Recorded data
>> Start
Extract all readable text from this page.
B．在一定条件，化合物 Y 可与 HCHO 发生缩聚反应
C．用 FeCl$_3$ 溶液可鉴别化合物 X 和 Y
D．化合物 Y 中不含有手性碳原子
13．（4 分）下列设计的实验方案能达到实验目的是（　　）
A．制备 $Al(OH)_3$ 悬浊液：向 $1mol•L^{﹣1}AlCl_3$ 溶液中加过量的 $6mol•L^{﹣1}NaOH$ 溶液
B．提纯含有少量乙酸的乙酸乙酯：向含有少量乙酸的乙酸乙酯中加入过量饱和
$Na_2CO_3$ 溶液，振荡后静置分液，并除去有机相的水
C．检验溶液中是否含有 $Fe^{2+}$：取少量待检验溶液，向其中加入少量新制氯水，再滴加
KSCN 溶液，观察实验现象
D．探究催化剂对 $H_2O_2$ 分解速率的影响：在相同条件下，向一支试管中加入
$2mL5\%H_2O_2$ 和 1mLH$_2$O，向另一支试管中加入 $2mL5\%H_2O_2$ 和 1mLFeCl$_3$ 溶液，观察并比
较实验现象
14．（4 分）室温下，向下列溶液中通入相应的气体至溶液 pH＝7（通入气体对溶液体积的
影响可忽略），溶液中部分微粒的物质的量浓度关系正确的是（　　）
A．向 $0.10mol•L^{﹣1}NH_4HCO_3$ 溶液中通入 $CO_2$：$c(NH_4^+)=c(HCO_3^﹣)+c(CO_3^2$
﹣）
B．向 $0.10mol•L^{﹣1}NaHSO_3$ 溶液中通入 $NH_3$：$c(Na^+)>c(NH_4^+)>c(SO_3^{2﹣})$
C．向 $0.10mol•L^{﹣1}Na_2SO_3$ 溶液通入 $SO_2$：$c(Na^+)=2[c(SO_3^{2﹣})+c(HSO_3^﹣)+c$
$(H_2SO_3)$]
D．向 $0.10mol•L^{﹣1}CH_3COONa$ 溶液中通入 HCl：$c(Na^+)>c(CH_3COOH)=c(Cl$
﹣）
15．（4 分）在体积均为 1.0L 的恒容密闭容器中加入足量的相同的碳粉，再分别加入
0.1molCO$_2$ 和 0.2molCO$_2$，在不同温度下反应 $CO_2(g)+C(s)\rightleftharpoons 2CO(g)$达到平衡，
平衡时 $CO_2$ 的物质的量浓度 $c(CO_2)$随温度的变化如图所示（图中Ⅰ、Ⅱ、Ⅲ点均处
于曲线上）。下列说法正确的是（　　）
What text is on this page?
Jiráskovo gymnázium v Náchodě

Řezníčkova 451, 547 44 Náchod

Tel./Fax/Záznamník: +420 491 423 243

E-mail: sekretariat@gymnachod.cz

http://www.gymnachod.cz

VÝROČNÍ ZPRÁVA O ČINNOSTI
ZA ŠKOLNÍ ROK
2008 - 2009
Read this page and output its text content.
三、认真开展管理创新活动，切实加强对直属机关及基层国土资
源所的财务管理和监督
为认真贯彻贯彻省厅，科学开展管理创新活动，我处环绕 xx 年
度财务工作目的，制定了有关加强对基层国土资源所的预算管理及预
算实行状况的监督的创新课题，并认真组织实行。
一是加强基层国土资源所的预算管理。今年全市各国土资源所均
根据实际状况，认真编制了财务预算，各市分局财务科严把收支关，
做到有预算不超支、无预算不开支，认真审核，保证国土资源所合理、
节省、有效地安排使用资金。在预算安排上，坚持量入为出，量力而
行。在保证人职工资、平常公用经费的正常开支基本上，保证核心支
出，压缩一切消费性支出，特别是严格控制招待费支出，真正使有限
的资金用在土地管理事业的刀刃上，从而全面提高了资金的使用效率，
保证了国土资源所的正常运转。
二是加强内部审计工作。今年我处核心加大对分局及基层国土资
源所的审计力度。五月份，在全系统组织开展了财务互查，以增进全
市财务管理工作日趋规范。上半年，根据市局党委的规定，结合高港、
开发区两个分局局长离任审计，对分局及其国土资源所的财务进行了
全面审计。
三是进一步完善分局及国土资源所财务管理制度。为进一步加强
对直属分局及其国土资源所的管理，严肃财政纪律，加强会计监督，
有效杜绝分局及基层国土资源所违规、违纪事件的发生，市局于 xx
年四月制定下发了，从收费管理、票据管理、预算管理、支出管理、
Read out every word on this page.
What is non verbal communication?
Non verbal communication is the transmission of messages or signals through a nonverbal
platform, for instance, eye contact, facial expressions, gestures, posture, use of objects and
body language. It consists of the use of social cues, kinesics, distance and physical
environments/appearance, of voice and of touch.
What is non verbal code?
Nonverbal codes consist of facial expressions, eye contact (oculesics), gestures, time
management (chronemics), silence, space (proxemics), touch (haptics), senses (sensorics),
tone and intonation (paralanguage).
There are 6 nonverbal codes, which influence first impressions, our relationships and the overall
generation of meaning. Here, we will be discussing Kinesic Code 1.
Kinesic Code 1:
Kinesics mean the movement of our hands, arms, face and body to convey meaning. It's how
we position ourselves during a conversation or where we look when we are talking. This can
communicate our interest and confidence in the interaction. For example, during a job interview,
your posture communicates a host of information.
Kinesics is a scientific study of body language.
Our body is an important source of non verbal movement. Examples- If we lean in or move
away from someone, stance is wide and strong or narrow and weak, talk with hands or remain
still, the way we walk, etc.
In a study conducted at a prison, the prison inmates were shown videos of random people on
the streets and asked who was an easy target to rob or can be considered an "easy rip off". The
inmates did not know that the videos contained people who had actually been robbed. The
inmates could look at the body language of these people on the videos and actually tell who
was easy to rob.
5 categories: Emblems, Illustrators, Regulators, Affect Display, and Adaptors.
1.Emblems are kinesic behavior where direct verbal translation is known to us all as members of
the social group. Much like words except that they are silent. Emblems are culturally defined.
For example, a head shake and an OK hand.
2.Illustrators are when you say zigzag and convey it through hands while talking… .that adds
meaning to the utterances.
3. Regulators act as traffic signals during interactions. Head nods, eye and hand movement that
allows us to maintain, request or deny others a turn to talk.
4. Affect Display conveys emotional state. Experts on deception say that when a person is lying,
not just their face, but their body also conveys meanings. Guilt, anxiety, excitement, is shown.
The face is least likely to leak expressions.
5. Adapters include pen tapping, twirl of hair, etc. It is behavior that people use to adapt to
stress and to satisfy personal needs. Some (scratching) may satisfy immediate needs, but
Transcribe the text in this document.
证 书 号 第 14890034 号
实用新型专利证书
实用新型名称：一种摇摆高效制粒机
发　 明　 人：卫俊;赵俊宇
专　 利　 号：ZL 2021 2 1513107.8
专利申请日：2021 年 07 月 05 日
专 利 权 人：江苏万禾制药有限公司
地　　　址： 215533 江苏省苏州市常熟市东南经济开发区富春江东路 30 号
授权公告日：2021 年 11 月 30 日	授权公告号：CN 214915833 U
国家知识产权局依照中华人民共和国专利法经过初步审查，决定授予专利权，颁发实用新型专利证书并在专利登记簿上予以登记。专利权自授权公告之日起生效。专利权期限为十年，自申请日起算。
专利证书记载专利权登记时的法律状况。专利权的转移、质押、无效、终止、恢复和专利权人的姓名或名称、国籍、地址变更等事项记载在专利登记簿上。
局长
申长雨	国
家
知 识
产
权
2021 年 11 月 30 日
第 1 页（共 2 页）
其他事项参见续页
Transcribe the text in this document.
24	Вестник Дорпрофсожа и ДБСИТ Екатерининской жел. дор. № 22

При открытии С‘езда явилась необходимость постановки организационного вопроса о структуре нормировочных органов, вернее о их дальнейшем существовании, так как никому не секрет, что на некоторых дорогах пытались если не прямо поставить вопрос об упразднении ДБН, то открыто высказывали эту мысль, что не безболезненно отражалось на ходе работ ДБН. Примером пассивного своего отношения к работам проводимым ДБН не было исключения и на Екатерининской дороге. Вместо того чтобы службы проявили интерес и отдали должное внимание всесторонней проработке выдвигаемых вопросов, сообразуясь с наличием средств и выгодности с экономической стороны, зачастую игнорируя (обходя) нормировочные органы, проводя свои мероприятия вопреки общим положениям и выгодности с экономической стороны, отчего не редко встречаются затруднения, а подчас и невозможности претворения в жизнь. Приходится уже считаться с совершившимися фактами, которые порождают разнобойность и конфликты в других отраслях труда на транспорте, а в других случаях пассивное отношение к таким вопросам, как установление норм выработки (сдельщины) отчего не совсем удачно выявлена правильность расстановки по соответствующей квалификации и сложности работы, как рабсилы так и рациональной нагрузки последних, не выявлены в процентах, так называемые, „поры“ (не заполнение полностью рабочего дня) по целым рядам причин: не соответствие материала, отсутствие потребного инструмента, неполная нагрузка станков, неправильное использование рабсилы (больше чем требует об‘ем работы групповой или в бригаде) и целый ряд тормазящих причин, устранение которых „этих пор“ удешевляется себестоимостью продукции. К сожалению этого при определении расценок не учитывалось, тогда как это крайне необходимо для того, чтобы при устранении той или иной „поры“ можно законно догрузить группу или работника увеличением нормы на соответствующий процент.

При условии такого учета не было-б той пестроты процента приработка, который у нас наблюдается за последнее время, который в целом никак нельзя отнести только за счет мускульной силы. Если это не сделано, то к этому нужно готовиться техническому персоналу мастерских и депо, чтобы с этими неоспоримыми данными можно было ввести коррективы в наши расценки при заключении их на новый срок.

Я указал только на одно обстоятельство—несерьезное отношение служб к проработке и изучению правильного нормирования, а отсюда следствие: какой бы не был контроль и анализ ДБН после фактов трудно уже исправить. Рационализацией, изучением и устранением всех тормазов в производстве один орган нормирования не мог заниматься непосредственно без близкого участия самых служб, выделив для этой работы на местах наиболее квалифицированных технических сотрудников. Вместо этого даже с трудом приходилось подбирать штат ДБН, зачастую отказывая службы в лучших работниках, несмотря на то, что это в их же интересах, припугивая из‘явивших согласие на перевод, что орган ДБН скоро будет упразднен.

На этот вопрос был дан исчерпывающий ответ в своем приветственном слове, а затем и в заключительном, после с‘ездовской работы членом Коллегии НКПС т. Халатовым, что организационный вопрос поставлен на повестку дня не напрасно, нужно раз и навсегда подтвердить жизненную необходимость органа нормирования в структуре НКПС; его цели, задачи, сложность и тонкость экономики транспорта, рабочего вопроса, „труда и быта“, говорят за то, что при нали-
>> End
> [Problem]
Copy each line of the entries that includes the word "contact".

> [Response]
platform, for instance, eye contact, facial expressions, gestures, posture, use of objects and
Nonverbal codes consist of facial expressions, eye contact (oculesics), gestures, time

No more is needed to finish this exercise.